▸ PROMPT
Write the data out again exactly, dropping any images it holds.

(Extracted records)
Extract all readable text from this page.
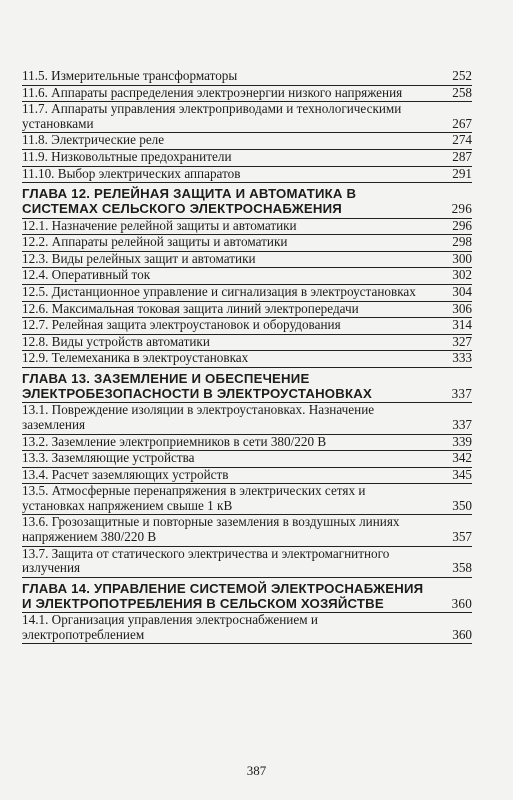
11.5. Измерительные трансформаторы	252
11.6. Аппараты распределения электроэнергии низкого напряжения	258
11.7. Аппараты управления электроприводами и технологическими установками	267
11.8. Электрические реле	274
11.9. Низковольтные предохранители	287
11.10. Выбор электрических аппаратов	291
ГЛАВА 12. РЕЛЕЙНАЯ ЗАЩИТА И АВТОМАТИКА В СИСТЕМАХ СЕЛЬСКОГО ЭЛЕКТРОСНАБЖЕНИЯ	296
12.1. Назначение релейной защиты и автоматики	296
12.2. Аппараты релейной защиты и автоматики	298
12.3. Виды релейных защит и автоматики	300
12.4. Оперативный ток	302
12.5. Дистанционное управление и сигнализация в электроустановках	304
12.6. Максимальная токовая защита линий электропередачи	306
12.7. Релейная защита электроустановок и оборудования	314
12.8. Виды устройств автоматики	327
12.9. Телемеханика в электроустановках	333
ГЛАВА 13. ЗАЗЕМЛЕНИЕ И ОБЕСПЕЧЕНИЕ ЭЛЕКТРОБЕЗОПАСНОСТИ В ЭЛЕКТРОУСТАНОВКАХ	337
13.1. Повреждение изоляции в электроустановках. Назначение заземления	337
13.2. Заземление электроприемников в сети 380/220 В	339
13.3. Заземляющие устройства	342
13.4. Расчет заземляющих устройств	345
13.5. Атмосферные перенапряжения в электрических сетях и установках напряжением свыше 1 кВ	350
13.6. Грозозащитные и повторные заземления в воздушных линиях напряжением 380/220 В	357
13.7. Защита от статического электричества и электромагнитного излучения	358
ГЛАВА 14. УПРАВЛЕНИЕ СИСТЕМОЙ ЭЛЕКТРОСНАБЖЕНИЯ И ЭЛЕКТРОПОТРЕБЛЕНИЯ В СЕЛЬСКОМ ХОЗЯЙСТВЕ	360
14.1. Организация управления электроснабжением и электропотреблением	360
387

▸ CORRECT OUTPUT
Extract all readable text from this page.
11.5. Измерительные трансформаторы	252
11.6. Аппараты распределения электроэнергии низкого напряжения	258
11.7. Аппараты управления электроприводами и технологическими установками	267
11.8. Электрические реле	274
11.9. Низковольтные предохранители	287
11.10. Выбор электрических аппаратов	291
ГЛАВА 12. РЕЛЕЙНАЯ ЗАЩИТА И АВТОМАТИКА В СИСТЕМАХ СЕЛЬСКОГО ЭЛЕКТРОСНАБЖЕНИЯ	296
12.1. Назначение релейной защиты и автоматики	296
12.2. Аппараты релейной защиты и автоматики	298
12.3. Виды релейных защит и автоматики	300
12.4. Оперативный ток	302
12.5. Дистанционное управление и сигнализация в электроустановках	304
12.6. Максимальная токовая защита линий электропередачи	306
12.7. Релейная защита электроустановок и оборудования	314
12.8. Виды устройств автоматики	327
12.9. Телемеханика в электроустановках	333
ГЛАВА 13. ЗАЗЕМЛЕНИЕ И ОБЕСПЕЧЕНИЕ ЭЛЕКТРОБЕЗОПАСНОСТИ В ЭЛЕКТРОУСТАНОВКАХ	337
13.1. Повреждение изоляции в электроустановках. Назначение заземления	337
13.2. Заземление электроприемников в сети 380/220 В	339
13.3. Заземляющие устройства	342
13.4. Расчет заземляющих устройств	345
13.5. Атмосферные перенапряжения в электрических сетях и установках напряжением свыше 1 кВ	350
13.6. Грозозащитные и повторные заземления в воздушных линиях напряжением 380/220 В	357
13.7. Защита от статического электричества и электромагнитного излучения	358
ГЛАВА 14. УПРАВЛЕНИЕ СИСТЕМОЙ ЭЛЕКТРОСНАБЖЕНИЯ И ЭЛЕКТРОПОТРЕБЛЕНИЯ В СЕЛЬСКОМ ХОЗЯЙСТВЕ	360
14.1. Организация управления электроснабжением и электропотреблением	360
387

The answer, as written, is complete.